Aim >> Gather every line in the records below that contains the word "Output".

* * * *

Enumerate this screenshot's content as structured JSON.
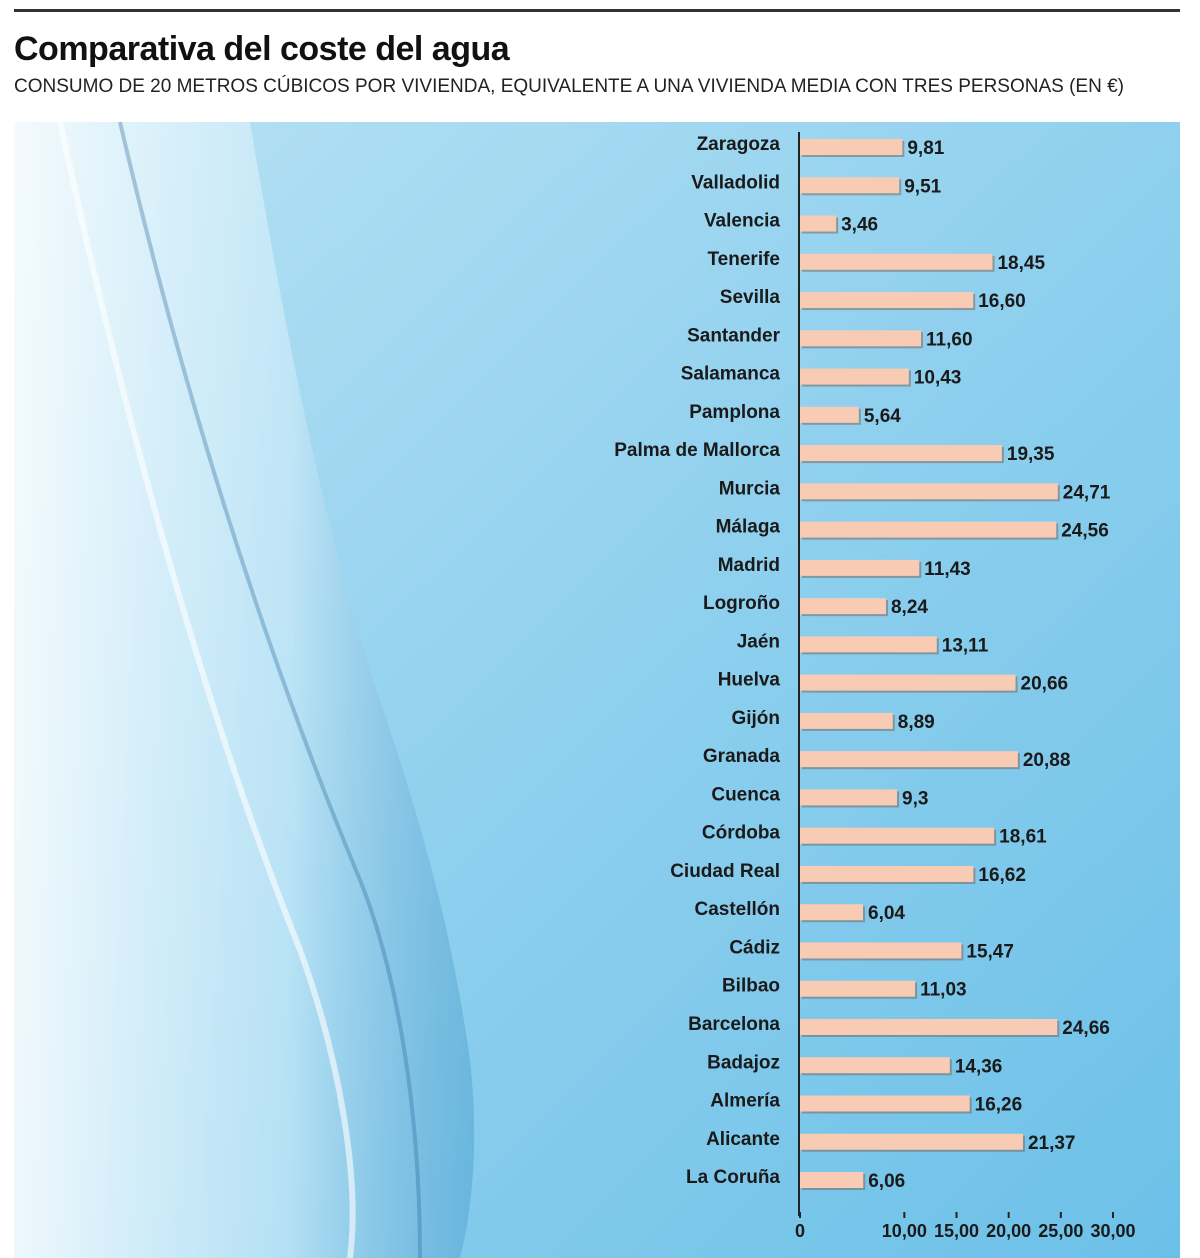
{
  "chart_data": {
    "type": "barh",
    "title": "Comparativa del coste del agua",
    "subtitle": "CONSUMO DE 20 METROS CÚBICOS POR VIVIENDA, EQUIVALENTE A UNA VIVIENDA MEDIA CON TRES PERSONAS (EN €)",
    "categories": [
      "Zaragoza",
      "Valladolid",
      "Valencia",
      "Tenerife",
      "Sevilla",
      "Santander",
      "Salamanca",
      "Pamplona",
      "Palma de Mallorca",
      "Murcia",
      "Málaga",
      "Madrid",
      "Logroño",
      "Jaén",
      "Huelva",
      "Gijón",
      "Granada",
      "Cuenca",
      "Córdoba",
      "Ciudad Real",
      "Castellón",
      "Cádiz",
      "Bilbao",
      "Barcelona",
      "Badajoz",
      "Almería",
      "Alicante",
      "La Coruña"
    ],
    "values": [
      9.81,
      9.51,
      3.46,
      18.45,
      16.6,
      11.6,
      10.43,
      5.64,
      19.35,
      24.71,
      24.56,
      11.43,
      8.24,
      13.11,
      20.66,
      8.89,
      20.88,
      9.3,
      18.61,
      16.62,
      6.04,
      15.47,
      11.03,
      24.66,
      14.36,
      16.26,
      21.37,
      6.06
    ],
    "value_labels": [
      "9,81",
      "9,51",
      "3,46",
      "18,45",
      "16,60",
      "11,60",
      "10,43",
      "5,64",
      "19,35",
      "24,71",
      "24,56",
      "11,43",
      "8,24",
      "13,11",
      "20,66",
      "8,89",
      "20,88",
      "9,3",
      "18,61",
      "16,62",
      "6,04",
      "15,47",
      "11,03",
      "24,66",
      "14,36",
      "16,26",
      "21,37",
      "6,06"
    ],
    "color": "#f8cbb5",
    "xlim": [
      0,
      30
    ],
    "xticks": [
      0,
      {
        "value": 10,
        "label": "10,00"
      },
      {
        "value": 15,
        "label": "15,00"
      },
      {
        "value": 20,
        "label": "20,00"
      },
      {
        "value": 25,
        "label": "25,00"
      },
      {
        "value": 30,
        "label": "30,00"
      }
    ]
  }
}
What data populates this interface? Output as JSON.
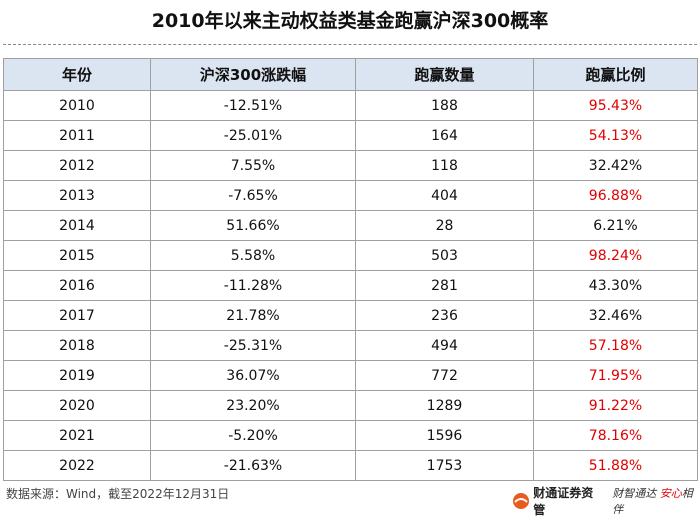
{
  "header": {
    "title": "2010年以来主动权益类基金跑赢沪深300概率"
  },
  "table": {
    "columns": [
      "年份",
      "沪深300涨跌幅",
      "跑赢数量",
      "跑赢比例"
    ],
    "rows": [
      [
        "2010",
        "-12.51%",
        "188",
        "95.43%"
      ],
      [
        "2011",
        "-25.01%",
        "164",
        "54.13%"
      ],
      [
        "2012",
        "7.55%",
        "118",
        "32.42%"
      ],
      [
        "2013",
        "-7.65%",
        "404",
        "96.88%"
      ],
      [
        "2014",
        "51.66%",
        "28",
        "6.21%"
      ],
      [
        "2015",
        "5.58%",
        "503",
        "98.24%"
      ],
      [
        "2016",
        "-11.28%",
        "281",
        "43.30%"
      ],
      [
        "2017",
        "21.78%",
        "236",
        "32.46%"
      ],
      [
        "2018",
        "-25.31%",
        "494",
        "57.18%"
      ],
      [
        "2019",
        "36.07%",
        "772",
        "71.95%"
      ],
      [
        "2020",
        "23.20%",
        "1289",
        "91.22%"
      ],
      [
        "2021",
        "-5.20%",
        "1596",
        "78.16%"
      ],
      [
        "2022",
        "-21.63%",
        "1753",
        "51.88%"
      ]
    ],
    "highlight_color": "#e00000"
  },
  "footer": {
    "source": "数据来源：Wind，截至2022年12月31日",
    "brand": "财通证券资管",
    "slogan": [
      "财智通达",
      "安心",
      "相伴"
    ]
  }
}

* * * *

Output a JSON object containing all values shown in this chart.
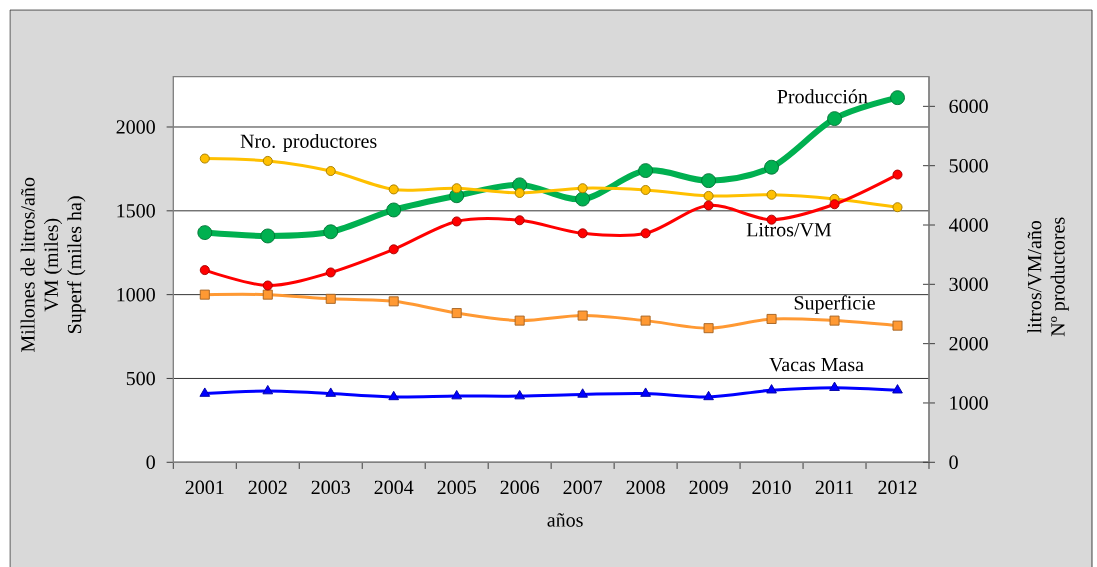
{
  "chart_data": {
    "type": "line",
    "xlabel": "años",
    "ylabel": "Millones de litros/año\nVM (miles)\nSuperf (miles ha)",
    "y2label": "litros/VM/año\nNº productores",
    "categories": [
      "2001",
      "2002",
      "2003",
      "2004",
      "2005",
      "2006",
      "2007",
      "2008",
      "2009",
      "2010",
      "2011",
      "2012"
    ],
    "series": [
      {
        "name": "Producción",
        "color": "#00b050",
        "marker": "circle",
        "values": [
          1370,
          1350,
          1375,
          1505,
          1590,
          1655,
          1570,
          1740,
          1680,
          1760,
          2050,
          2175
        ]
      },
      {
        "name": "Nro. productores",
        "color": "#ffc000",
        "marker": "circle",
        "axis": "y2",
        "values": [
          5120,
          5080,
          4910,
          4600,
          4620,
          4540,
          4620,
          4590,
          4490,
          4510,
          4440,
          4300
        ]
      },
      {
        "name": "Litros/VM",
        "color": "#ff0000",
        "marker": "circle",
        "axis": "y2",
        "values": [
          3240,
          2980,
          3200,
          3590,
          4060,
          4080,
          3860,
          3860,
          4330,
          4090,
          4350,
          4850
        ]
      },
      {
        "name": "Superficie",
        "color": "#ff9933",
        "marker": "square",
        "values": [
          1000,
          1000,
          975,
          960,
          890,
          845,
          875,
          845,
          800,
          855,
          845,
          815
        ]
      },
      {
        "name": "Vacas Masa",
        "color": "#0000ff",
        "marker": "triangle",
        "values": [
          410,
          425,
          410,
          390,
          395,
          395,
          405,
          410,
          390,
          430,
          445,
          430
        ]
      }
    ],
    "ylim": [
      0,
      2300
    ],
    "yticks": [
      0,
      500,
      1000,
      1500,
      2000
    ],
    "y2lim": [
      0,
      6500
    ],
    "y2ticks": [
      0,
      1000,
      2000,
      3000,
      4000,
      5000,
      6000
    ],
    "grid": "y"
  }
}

* * * *

Response to this task >>
What data populates this interface? Output as JSON.
Output a JSON object containing all values shown in this chart.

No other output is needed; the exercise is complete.